### [Stored entries]
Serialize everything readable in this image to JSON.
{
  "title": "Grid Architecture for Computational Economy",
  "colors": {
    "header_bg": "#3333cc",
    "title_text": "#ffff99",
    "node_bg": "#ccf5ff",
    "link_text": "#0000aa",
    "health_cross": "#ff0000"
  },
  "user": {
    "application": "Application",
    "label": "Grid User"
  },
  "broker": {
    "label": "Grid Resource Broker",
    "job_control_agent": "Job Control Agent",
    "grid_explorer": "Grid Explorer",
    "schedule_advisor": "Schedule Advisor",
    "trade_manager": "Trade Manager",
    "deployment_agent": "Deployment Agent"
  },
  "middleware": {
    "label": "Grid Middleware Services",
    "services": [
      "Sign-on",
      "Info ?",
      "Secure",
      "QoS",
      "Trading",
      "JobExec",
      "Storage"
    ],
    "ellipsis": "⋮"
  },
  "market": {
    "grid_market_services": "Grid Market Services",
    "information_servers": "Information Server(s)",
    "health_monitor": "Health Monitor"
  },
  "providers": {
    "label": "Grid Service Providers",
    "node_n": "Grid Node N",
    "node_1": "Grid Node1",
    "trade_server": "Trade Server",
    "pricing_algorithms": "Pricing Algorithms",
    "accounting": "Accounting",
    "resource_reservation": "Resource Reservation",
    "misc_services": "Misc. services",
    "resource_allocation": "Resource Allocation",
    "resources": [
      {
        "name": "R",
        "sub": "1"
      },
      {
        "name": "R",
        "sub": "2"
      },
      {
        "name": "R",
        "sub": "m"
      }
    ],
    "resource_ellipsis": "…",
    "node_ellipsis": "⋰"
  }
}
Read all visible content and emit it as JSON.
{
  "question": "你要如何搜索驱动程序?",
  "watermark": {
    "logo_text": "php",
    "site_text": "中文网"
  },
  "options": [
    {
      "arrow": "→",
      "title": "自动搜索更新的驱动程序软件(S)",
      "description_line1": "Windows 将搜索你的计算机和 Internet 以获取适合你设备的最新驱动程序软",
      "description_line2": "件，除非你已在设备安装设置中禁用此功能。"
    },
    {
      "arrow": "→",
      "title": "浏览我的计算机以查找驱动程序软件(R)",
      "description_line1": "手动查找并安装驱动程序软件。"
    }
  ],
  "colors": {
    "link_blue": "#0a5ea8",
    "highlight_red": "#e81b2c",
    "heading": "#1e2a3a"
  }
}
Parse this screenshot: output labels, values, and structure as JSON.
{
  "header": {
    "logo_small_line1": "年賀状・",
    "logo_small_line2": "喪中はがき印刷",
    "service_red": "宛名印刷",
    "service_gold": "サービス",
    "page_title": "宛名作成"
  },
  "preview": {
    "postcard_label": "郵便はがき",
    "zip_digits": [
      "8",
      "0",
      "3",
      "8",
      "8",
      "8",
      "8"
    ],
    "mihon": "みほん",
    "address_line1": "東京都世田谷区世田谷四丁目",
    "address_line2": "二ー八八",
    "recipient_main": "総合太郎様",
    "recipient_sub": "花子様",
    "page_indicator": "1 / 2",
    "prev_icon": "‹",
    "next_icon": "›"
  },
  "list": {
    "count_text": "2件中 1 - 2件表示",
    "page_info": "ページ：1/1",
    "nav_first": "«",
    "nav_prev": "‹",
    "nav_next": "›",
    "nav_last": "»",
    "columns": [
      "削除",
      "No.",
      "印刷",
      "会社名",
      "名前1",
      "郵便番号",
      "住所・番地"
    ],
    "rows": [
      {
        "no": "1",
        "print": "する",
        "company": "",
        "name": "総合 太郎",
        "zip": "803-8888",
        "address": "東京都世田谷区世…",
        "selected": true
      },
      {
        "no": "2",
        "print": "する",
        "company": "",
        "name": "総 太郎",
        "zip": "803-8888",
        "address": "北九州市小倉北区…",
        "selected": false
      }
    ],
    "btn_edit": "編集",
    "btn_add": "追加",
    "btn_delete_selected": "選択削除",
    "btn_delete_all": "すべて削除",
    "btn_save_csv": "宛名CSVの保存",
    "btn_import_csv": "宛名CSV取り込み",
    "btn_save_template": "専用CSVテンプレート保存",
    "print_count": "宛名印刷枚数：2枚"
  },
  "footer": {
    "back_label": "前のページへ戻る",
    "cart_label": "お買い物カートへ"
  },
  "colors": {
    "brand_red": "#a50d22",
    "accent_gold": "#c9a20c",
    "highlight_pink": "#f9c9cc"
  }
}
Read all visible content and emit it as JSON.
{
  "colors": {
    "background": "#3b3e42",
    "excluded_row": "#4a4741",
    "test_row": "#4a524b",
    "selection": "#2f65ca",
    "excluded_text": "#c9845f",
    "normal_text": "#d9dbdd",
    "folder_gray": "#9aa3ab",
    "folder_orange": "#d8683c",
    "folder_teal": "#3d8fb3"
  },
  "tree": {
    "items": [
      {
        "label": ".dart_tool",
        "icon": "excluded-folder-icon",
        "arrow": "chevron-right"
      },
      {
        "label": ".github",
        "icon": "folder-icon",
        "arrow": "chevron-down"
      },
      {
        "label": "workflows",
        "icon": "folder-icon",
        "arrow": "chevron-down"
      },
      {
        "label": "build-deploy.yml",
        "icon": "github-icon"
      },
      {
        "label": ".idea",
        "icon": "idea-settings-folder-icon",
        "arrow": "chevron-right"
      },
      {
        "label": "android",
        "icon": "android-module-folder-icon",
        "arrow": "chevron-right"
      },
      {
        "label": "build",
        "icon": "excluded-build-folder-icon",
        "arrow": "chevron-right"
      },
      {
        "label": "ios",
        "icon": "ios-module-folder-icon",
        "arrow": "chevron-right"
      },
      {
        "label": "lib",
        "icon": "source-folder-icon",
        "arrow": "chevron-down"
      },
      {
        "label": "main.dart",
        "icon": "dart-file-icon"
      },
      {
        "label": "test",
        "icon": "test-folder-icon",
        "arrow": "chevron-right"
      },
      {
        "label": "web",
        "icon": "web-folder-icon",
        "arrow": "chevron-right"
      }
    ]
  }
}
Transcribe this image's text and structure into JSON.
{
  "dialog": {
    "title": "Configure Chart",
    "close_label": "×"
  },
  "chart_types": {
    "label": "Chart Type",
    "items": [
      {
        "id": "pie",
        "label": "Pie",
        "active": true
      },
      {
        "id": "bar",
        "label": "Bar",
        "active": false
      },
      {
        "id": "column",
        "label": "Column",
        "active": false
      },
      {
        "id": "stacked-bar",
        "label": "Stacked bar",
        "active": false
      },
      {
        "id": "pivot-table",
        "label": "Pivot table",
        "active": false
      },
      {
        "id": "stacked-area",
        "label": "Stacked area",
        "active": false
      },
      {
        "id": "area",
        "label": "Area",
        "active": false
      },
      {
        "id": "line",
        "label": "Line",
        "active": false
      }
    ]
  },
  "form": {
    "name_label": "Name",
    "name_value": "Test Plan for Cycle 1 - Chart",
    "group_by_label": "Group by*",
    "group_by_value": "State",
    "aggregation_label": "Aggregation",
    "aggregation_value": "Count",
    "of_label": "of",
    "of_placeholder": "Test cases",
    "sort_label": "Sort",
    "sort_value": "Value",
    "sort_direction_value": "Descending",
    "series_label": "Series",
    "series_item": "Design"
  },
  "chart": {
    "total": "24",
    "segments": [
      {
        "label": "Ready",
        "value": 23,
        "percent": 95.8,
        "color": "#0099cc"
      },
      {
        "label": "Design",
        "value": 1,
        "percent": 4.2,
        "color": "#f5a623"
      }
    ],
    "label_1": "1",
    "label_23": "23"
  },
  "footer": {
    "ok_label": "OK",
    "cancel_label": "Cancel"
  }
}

### [Aim]
Set down the listing in full, keeping every word exactly as it is.

### [Finished exercise]
Serialize everything readable in this image to JSON.
{
  "title": "Grid Architecture for Computational Economy",
  "colors": {
    "header_bg": "#3333cc",
    "title_text": "#ffff99",
    "node_bg": "#ccf5ff",
    "link_text": "#0000aa",
    "health_cross": "#ff0000"
  },
  "user": {
    "application": "Application",
    "label": "Grid User"
  },
  "broker": {
    "label": "Grid Resource Broker",
    "job_control_agent": "Job Control Agent",
    "grid_explorer": "Grid Explorer",
    "schedule_advisor": "Schedule Advisor",
    "trade_manager": "Trade Manager",
    "deployment_agent": "Deployment Agent"
  },
  "middleware": {
    "label": "Grid Middleware Services",
    "services": [
      "Sign-on",
      "Info ?",
      "Secure",
      "QoS",
      "Trading",
      "JobExec",
      "Storage"
    ],
    "ellipsis": "⋮"
  },
  "market": {
    "grid_market_services": "Grid Market Services",
    "information_servers": "Information Server(s)",
    "health_monitor": "Health Monitor"
  },
  "providers": {
    "label": "Grid Service Providers",
    "node_n": "Grid Node N",
    "node_1": "Grid Node1",
    "trade_server": "Trade Server",
    "pricing_algorithms": "Pricing Algorithms",
    "accounting": "Accounting",
    "resource_reservation": "Resource Reservation",
    "misc_services": "Misc. services",
    "resource_allocation": "Resource Allocation",
    "resources": [
      {
        "name": "R",
        "sub": "1"
      },
      {
        "name": "R",
        "sub": "2"
      },
      {
        "name": "R",
        "sub": "m"
      }
    ],
    "resource_ellipsis": "…",
    "node_ellipsis": "⋰"
  }
}
Read all visible content and emit it as JSON.
{
  "question": "你要如何搜索驱动程序?",
  "watermark": {
    "logo_text": "php",
    "site_text": "中文网"
  },
  "options": [
    {
      "arrow": "→",
      "title": "自动搜索更新的驱动程序软件(S)",
      "description_line1": "Windows 将搜索你的计算机和 Internet 以获取适合你设备的最新驱动程序软",
      "description_line2": "件，除非你已在设备安装设置中禁用此功能。"
    },
    {
      "arrow": "→",
      "title": "浏览我的计算机以查找驱动程序软件(R)",
      "description_line1": "手动查找并安装驱动程序软件。"
    }
  ],
  "colors": {
    "link_blue": "#0a5ea8",
    "highlight_red": "#e81b2c",
    "heading": "#1e2a3a"
  }
}
Parse this screenshot: output labels, values, and structure as JSON.
{
  "header": {
    "logo_small_line1": "年賀状・",
    "logo_small_line2": "喪中はがき印刷",
    "service_red": "宛名印刷",
    "service_gold": "サービス",
    "page_title": "宛名作成"
  },
  "preview": {
    "postcard_label": "郵便はがき",
    "zip_digits": [
      "8",
      "0",
      "3",
      "8",
      "8",
      "8",
      "8"
    ],
    "mihon": "みほん",
    "address_line1": "東京都世田谷区世田谷四丁目",
    "address_line2": "二ー八八",
    "recipient_main": "総合太郎様",
    "recipient_sub": "花子様",
    "page_indicator": "1 / 2",
    "prev_icon": "‹",
    "next_icon": "›"
  },
  "list": {
    "count_text": "2件中 1 - 2件表示",
    "page_info": "ページ：1/1",
    "nav_first": "«",
    "nav_prev": "‹",
    "nav_next": "›",
    "nav_last": "»",
    "columns": [
      "削除",
      "No.",
      "印刷",
      "会社名",
      "名前1",
      "郵便番号",
      "住所・番地"
    ],
    "rows": [
      {
        "no": "1",
        "print": "する",
        "company": "",
        "name": "総合 太郎",
        "zip": "803-8888",
        "address": "東京都世田谷区世…",
        "selected": true
      },
      {
        "no": "2",
        "print": "する",
        "company": "",
        "name": "総 太郎",
        "zip": "803-8888",
        "address": "北九州市小倉北区…",
        "selected": false
      }
    ],
    "btn_edit": "編集",
    "btn_add": "追加",
    "btn_delete_selected": "選択削除",
    "btn_delete_all": "すべて削除",
    "btn_save_csv": "宛名CSVの保存",
    "btn_import_csv": "宛名CSV取り込み",
    "btn_save_template": "専用CSVテンプレート保存",
    "print_count": "宛名印刷枚数：2枚"
  },
  "footer": {
    "back_label": "前のページへ戻る",
    "cart_label": "お買い物カートへ"
  },
  "colors": {
    "brand_red": "#a50d22",
    "accent_gold": "#c9a20c",
    "highlight_pink": "#f9c9cc"
  }
}
Read all visible content and emit it as JSON.
{
  "colors": {
    "background": "#3b3e42",
    "excluded_row": "#4a4741",
    "test_row": "#4a524b",
    "selection": "#2f65ca",
    "excluded_text": "#c9845f",
    "normal_text": "#d9dbdd",
    "folder_gray": "#9aa3ab",
    "folder_orange": "#d8683c",
    "folder_teal": "#3d8fb3"
  },
  "tree": {
    "items": [
      {
        "label": ".dart_tool",
        "icon": "excluded-folder-icon",
        "arrow": "chevron-right"
      },
      {
        "label": ".github",
        "icon": "folder-icon",
        "arrow": "chevron-down"
      },
      {
        "label": "workflows",
        "icon": "folder-icon",
        "arrow": "chevron-down"
      },
      {
        "label": "build-deploy.yml",
        "icon": "github-icon"
      },
      {
        "label": ".idea",
        "icon": "idea-settings-folder-icon",
        "arrow": "chevron-right"
      },
      {
        "label": "android",
        "icon": "android-module-folder-icon",
        "arrow": "chevron-right"
      },
      {
        "label": "build",
        "icon": "excluded-build-folder-icon",
        "arrow": "chevron-right"
      },
      {
        "label": "ios",
        "icon": "ios-module-folder-icon",
        "arrow": "chevron-right"
      },
      {
        "label": "lib",
        "icon": "source-folder-icon",
        "arrow": "chevron-down"
      },
      {
        "label": "main.dart",
        "icon": "dart-file-icon"
      },
      {
        "label": "test",
        "icon": "test-folder-icon",
        "arrow": "chevron-right"
      },
      {
        "label": "web",
        "icon": "web-folder-icon",
        "arrow": "chevron-right"
      }
    ]
  }
}
Transcribe this image's text and structure into JSON.
{
  "dialog": {
    "title": "Configure Chart",
    "close_label": "×"
  },
  "chart_types": {
    "label": "Chart Type",
    "items": [
      {
        "id": "pie",
        "label": "Pie",
        "active": true
      },
      {
        "id": "bar",
        "label": "Bar",
        "active": false
      },
      {
        "id": "column",
        "label": "Column",
        "active": false
      },
      {
        "id": "stacked-bar",
        "label": "Stacked bar",
        "active": false
      },
      {
        "id": "pivot-table",
        "label": "Pivot table",
        "active": false
      },
      {
        "id": "stacked-area",
        "label": "Stacked area",
        "active": false
      },
      {
        "id": "area",
        "label": "Area",
        "active": false
      },
      {
        "id": "line",
        "label": "Line",
        "active": false
      }
    ]
  },
  "form": {
    "name_label": "Name",
    "name_value": "Test Plan for Cycle 1 - Chart",
    "group_by_label": "Group by*",
    "group_by_value": "State",
    "aggregation_label": "Aggregation",
    "aggregation_value": "Count",
    "of_label": "of",
    "of_placeholder": "Test cases",
    "sort_label": "Sort",
    "sort_value": "Value",
    "sort_direction_value": "Descending",
    "series_label": "Series",
    "series_item": "Design"
  },
  "chart": {
    "total": "24",
    "segments": [
      {
        "label": "Ready",
        "value": 23,
        "percent": 95.8,
        "color": "#0099cc"
      },
      {
        "label": "Design",
        "value": 1,
        "percent": 4.2,
        "color": "#f5a623"
      }
    ],
    "label_1": "1",
    "label_23": "23"
  },
  "footer": {
    "ok_label": "OK",
    "cancel_label": "Cancel"
  }
}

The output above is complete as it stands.